**Short exercise:**
Revise all of the records below by replacing "one per line" with "one on each line" and keeping everything else the same. Leave the pictures out of your answer.

>> BEGIN Dataset rows

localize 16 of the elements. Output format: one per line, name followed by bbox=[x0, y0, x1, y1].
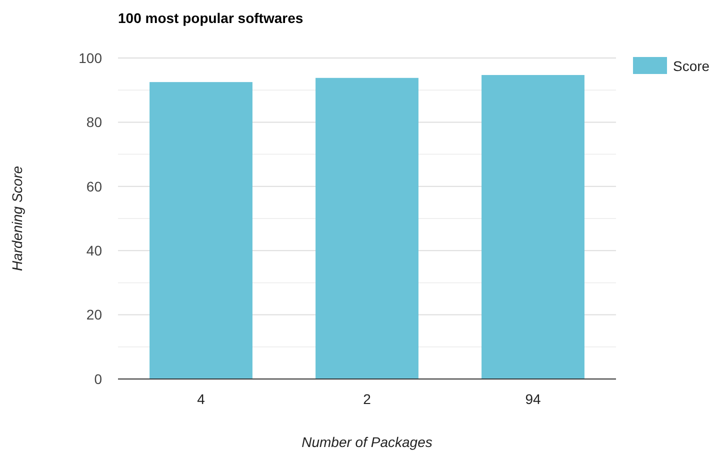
y-tick-label: 0 bbox=[94, 370, 102, 387]
y-tick-label: 40 bbox=[86, 242, 102, 258]
chart-title: 100 most popular softwares bbox=[118, 10, 304, 26]
y-tick-label: 80 bbox=[86, 114, 102, 130]
y-tick-label: 20 bbox=[86, 306, 102, 323]
x-tick-label: 4 bbox=[197, 391, 206, 407]
bar bbox=[482, 75, 584, 379]
x-tick-label: 94 bbox=[525, 391, 541, 407]
bar bbox=[150, 82, 252, 379]
bar bbox=[316, 78, 418, 379]
x-tick-label: 2 bbox=[363, 391, 372, 407]
x-axis-title: Number of Packages bbox=[302, 434, 432, 450]
y-axis-title: Hardening Score bbox=[9, 166, 25, 272]
y-tick-label: 60 bbox=[86, 178, 102, 194]
legend-label: Score bbox=[673, 58, 710, 74]
y-tick-label: 100 bbox=[78, 50, 102, 66]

>> END Dataset rows

**Correct response:**
localize 16 of the elements. Output format: one on each line, name followed by bbox=[x0, y0, x1, y1].
y-tick-label: 0 bbox=[94, 370, 102, 387]
y-tick-label: 40 bbox=[86, 242, 102, 258]
chart-title: 100 most popular softwares bbox=[118, 10, 304, 26]
y-tick-label: 80 bbox=[86, 114, 102, 130]
y-tick-label: 20 bbox=[86, 306, 102, 323]
x-tick-label: 4 bbox=[197, 391, 206, 407]
bar bbox=[482, 75, 584, 379]
x-tick-label: 94 bbox=[525, 391, 541, 407]
bar bbox=[150, 82, 252, 379]
bar bbox=[316, 78, 418, 379]
x-tick-label: 2 bbox=[363, 391, 372, 407]
x-axis-title: Number of Packages bbox=[302, 434, 432, 450]
y-axis-title: Hardening Score bbox=[9, 166, 25, 272]
y-tick-label: 60 bbox=[86, 178, 102, 194]
legend-label: Score bbox=[673, 58, 710, 74]
y-tick-label: 100 bbox=[78, 50, 102, 66]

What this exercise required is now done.